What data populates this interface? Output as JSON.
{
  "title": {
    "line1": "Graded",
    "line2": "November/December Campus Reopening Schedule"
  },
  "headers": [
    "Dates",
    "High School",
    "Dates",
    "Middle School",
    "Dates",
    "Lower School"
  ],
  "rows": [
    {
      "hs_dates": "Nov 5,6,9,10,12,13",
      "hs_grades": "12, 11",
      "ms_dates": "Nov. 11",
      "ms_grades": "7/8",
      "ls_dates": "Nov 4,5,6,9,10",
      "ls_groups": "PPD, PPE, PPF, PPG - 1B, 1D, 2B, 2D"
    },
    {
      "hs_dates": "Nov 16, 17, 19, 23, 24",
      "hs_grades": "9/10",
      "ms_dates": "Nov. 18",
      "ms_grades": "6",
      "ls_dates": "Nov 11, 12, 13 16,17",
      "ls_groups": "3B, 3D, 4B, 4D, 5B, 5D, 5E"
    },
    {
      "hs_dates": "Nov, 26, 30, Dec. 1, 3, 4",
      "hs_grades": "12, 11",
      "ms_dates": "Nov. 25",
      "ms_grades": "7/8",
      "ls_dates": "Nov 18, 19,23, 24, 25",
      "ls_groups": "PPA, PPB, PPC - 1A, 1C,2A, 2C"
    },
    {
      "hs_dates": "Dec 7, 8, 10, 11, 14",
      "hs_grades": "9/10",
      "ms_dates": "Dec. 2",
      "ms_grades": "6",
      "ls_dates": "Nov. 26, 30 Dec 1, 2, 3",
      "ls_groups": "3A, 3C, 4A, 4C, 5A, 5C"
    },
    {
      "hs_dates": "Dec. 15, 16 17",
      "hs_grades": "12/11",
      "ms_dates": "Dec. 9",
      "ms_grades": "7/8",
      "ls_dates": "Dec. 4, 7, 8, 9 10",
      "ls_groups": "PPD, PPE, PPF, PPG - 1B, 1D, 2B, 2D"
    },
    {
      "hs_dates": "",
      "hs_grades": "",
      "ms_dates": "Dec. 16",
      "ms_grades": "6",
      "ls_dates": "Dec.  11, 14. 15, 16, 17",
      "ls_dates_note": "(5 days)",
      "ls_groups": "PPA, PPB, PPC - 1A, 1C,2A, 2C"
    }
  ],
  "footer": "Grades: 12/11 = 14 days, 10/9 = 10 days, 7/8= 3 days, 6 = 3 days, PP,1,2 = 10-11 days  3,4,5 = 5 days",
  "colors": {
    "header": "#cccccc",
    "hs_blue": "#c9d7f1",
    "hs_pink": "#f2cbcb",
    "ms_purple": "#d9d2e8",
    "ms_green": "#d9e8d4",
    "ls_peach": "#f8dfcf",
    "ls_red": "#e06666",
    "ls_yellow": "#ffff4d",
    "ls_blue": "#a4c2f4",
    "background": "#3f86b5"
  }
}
----------------------------------------
▶ **Required work**: Extract all of the data exactly as written.

▶ **Answer to this problem**:
What data populates this interface? Output as JSON.
{
  "title": {
    "line1": "Graded",
    "line2": "November/December Campus Reopening Schedule"
  },
  "headers": [
    "Dates",
    "High School",
    "Dates",
    "Middle School",
    "Dates",
    "Lower School"
  ],
  "rows": [
    {
      "hs_dates": "Nov 5,6,9,10,12,13",
      "hs_grades": "12, 11",
      "ms_dates": "Nov. 11",
      "ms_grades": "7/8",
      "ls_dates": "Nov 4,5,6,9,10",
      "ls_groups": "PPD, PPE, PPF, PPG - 1B, 1D, 2B, 2D"
    },
    {
      "hs_dates": "Nov 16, 17, 19, 23, 24",
      "hs_grades": "9/10",
      "ms_dates": "Nov. 18",
      "ms_grades": "6",
      "ls_dates": "Nov 11, 12, 13 16,17",
      "ls_groups": "3B, 3D, 4B, 4D, 5B, 5D, 5E"
    },
    {
      "hs_dates": "Nov, 26, 30, Dec. 1, 3, 4",
      "hs_grades": "12, 11",
      "ms_dates": "Nov. 25",
      "ms_grades": "7/8",
      "ls_dates": "Nov 18, 19,23, 24, 25",
      "ls_groups": "PPA, PPB, PPC - 1A, 1C,2A, 2C"
    },
    {
      "hs_dates": "Dec 7, 8, 10, 11, 14",
      "hs_grades": "9/10",
      "ms_dates": "Dec. 2",
      "ms_grades": "6",
      "ls_dates": "Nov. 26, 30 Dec 1, 2, 3",
      "ls_groups": "3A, 3C, 4A, 4C, 5A, 5C"
    },
    {
      "hs_dates": "Dec. 15, 16 17",
      "hs_grades": "12/11",
      "ms_dates": "Dec. 9",
      "ms_grades": "7/8",
      "ls_dates": "Dec. 4, 7, 8, 9 10",
      "ls_groups": "PPD, PPE, PPF, PPG - 1B, 1D, 2B, 2D"
    },
    {
      "hs_dates": "",
      "hs_grades": "",
      "ms_dates": "Dec. 16",
      "ms_grades": "6",
      "ls_dates": "Dec.  11, 14. 15, 16, 17",
      "ls_dates_note": "(5 days)",
      "ls_groups": "PPA, PPB, PPC - 1A, 1C,2A, 2C"
    }
  ],
  "footer": "Grades: 12/11 = 14 days, 10/9 = 10 days, 7/8= 3 days, 6 = 3 days, PP,1,2 = 10-11 days  3,4,5 = 5 days",
  "colors": {
    "header": "#cccccc",
    "hs_blue": "#c9d7f1",
    "hs_pink": "#f2cbcb",
    "ms_purple": "#d9d2e8",
    "ms_green": "#d9e8d4",
    "ls_peach": "#f8dfcf",
    "ls_red": "#e06666",
    "ls_yellow": "#ffff4d",
    "ls_blue": "#a4c2f4",
    "background": "#3f86b5"
  }
}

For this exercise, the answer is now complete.